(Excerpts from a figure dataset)
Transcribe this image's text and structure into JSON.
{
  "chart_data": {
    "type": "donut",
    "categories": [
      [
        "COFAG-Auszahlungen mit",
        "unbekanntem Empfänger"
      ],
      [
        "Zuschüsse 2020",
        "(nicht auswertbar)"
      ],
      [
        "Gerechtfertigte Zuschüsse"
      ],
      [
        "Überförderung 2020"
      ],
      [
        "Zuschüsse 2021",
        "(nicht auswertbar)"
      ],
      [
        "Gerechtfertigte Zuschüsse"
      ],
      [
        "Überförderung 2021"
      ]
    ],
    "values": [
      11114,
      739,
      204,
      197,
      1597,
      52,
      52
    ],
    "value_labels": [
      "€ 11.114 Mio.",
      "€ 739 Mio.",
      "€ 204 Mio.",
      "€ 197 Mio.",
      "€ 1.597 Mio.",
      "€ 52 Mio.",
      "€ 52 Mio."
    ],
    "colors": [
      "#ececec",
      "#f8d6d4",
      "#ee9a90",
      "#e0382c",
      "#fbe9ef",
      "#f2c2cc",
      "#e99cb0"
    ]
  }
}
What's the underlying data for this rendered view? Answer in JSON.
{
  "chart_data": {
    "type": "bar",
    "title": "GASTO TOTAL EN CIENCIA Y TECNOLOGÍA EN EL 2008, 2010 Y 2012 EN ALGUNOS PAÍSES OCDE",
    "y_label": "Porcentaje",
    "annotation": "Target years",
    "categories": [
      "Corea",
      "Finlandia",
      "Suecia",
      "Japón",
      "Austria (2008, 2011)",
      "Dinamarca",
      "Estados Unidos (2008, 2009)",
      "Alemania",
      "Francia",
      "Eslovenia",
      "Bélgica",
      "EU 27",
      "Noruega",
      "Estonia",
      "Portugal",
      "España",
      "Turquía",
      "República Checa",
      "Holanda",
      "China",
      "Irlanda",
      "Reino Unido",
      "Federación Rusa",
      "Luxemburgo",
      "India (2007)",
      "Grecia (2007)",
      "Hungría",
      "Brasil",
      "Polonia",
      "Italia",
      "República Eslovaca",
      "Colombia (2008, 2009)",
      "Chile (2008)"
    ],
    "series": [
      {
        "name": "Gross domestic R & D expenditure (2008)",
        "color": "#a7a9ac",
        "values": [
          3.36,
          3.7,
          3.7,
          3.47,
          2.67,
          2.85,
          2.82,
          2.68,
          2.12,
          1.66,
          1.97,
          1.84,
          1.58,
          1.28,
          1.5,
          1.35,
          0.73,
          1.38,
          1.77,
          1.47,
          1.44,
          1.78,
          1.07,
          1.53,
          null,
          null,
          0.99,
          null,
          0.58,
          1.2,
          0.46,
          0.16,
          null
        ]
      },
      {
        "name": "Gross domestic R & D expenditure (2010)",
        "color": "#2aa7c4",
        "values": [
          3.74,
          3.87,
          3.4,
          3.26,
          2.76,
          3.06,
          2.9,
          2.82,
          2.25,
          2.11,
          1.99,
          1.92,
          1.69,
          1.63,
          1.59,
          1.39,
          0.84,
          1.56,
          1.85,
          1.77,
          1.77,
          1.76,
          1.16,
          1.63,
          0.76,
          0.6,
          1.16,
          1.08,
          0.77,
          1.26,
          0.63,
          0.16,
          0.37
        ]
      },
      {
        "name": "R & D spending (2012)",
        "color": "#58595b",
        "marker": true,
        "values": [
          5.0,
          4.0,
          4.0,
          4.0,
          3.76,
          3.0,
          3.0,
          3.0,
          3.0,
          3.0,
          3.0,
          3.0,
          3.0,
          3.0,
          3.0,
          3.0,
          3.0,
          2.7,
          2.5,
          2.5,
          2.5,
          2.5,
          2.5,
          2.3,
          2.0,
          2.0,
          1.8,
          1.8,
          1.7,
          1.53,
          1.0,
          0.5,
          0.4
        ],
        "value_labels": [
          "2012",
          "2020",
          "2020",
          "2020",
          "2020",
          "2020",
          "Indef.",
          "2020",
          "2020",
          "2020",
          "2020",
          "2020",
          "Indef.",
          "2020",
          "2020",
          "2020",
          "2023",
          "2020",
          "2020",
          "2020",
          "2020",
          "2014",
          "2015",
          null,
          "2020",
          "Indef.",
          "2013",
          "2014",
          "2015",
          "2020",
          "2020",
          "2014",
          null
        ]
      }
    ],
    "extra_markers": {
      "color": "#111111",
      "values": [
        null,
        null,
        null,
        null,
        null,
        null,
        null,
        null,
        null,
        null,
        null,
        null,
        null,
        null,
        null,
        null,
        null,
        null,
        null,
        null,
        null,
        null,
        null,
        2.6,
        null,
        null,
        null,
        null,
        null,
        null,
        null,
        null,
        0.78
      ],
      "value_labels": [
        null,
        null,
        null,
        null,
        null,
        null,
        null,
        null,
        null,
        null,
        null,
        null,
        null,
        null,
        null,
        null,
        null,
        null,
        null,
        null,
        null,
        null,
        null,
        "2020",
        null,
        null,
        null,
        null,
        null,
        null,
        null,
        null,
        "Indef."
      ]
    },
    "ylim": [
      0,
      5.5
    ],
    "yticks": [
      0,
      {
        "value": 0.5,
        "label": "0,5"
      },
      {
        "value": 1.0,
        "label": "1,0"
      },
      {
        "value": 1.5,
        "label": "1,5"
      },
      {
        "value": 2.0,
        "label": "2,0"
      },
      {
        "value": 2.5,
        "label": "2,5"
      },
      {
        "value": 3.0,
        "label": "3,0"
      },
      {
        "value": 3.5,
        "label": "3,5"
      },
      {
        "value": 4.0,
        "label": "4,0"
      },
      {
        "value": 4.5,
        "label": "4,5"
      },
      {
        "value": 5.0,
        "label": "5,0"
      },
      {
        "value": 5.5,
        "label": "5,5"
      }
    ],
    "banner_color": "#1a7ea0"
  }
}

CHALLENGE
The records above should be repeated in full, exactly as given.

CORRECT OUTPUT
Transcribe this image's text and structure into JSON.
{
  "chart_data": {
    "type": "donut",
    "categories": [
      [
        "COFAG-Auszahlungen mit",
        "unbekanntem Empfänger"
      ],
      [
        "Zuschüsse 2020",
        "(nicht auswertbar)"
      ],
      [
        "Gerechtfertigte Zuschüsse"
      ],
      [
        "Überförderung 2020"
      ],
      [
        "Zuschüsse 2021",
        "(nicht auswertbar)"
      ],
      [
        "Gerechtfertigte Zuschüsse"
      ],
      [
        "Überförderung 2021"
      ]
    ],
    "values": [
      11114,
      739,
      204,
      197,
      1597,
      52,
      52
    ],
    "value_labels": [
      "€ 11.114 Mio.",
      "€ 739 Mio.",
      "€ 204 Mio.",
      "€ 197 Mio.",
      "€ 1.597 Mio.",
      "€ 52 Mio.",
      "€ 52 Mio."
    ],
    "colors": [
      "#ececec",
      "#f8d6d4",
      "#ee9a90",
      "#e0382c",
      "#fbe9ef",
      "#f2c2cc",
      "#e99cb0"
    ]
  }
}
What's the underlying data for this rendered view? Answer in JSON.
{
  "chart_data": {
    "type": "bar",
    "title": "GASTO TOTAL EN CIENCIA Y TECNOLOGÍA EN EL 2008, 2010 Y 2012 EN ALGUNOS PAÍSES OCDE",
    "y_label": "Porcentaje",
    "annotation": "Target years",
    "categories": [
      "Corea",
      "Finlandia",
      "Suecia",
      "Japón",
      "Austria (2008, 2011)",
      "Dinamarca",
      "Estados Unidos (2008, 2009)",
      "Alemania",
      "Francia",
      "Eslovenia",
      "Bélgica",
      "EU 27",
      "Noruega",
      "Estonia",
      "Portugal",
      "España",
      "Turquía",
      "República Checa",
      "Holanda",
      "China",
      "Irlanda",
      "Reino Unido",
      "Federación Rusa",
      "Luxemburgo",
      "India (2007)",
      "Grecia (2007)",
      "Hungría",
      "Brasil",
      "Polonia",
      "Italia",
      "República Eslovaca",
      "Colombia (2008, 2009)",
      "Chile (2008)"
    ],
    "series": [
      {
        "name": "Gross domestic R & D expenditure (2008)",
        "color": "#a7a9ac",
        "values": [
          3.36,
          3.7,
          3.7,
          3.47,
          2.67,
          2.85,
          2.82,
          2.68,
          2.12,
          1.66,
          1.97,
          1.84,
          1.58,
          1.28,
          1.5,
          1.35,
          0.73,
          1.38,
          1.77,
          1.47,
          1.44,
          1.78,
          1.07,
          1.53,
          null,
          null,
          0.99,
          null,
          0.58,
          1.2,
          0.46,
          0.16,
          null
        ]
      },
      {
        "name": "Gross domestic R & D expenditure (2010)",
        "color": "#2aa7c4",
        "values": [
          3.74,
          3.87,
          3.4,
          3.26,
          2.76,
          3.06,
          2.9,
          2.82,
          2.25,
          2.11,
          1.99,
          1.92,
          1.69,
          1.63,
          1.59,
          1.39,
          0.84,
          1.56,
          1.85,
          1.77,
          1.77,
          1.76,
          1.16,
          1.63,
          0.76,
          0.6,
          1.16,
          1.08,
          0.77,
          1.26,
          0.63,
          0.16,
          0.37
        ]
      },
      {
        "name": "R & D spending (2012)",
        "color": "#58595b",
        "marker": true,
        "values": [
          5.0,
          4.0,
          4.0,
          4.0,
          3.76,
          3.0,
          3.0,
          3.0,
          3.0,
          3.0,
          3.0,
          3.0,
          3.0,
          3.0,
          3.0,
          3.0,
          3.0,
          2.7,
          2.5,
          2.5,
          2.5,
          2.5,
          2.5,
          2.3,
          2.0,
          2.0,
          1.8,
          1.8,
          1.7,
          1.53,
          1.0,
          0.5,
          0.4
        ],
        "value_labels": [
          "2012",
          "2020",
          "2020",
          "2020",
          "2020",
          "2020",
          "Indef.",
          "2020",
          "2020",
          "2020",
          "2020",
          "2020",
          "Indef.",
          "2020",
          "2020",
          "2020",
          "2023",
          "2020",
          "2020",
          "2020",
          "2020",
          "2014",
          "2015",
          null,
          "2020",
          "Indef.",
          "2013",
          "2014",
          "2015",
          "2020",
          "2020",
          "2014",
          null
        ]
      }
    ],
    "extra_markers": {
      "color": "#111111",
      "values": [
        null,
        null,
        null,
        null,
        null,
        null,
        null,
        null,
        null,
        null,
        null,
        null,
        null,
        null,
        null,
        null,
        null,
        null,
        null,
        null,
        null,
        null,
        null,
        2.6,
        null,
        null,
        null,
        null,
        null,
        null,
        null,
        null,
        0.78
      ],
      "value_labels": [
        null,
        null,
        null,
        null,
        null,
        null,
        null,
        null,
        null,
        null,
        null,
        null,
        null,
        null,
        null,
        null,
        null,
        null,
        null,
        null,
        null,
        null,
        null,
        "2020",
        null,
        null,
        null,
        null,
        null,
        null,
        null,
        null,
        "Indef."
      ]
    },
    "ylim": [
      0,
      5.5
    ],
    "yticks": [
      0,
      {
        "value": 0.5,
        "label": "0,5"
      },
      {
        "value": 1.0,
        "label": "1,0"
      },
      {
        "value": 1.5,
        "label": "1,5"
      },
      {
        "value": 2.0,
        "label": "2,0"
      },
      {
        "value": 2.5,
        "label": "2,5"
      },
      {
        "value": 3.0,
        "label": "3,0"
      },
      {
        "value": 3.5,
        "label": "3,5"
      },
      {
        "value": 4.0,
        "label": "4,0"
      },
      {
        "value": 4.5,
        "label": "4,5"
      },
      {
        "value": 5.0,
        "label": "5,0"
      },
      {
        "value": 5.5,
        "label": "5,5"
      }
    ],
    "banner_color": "#1a7ea0"
  }
}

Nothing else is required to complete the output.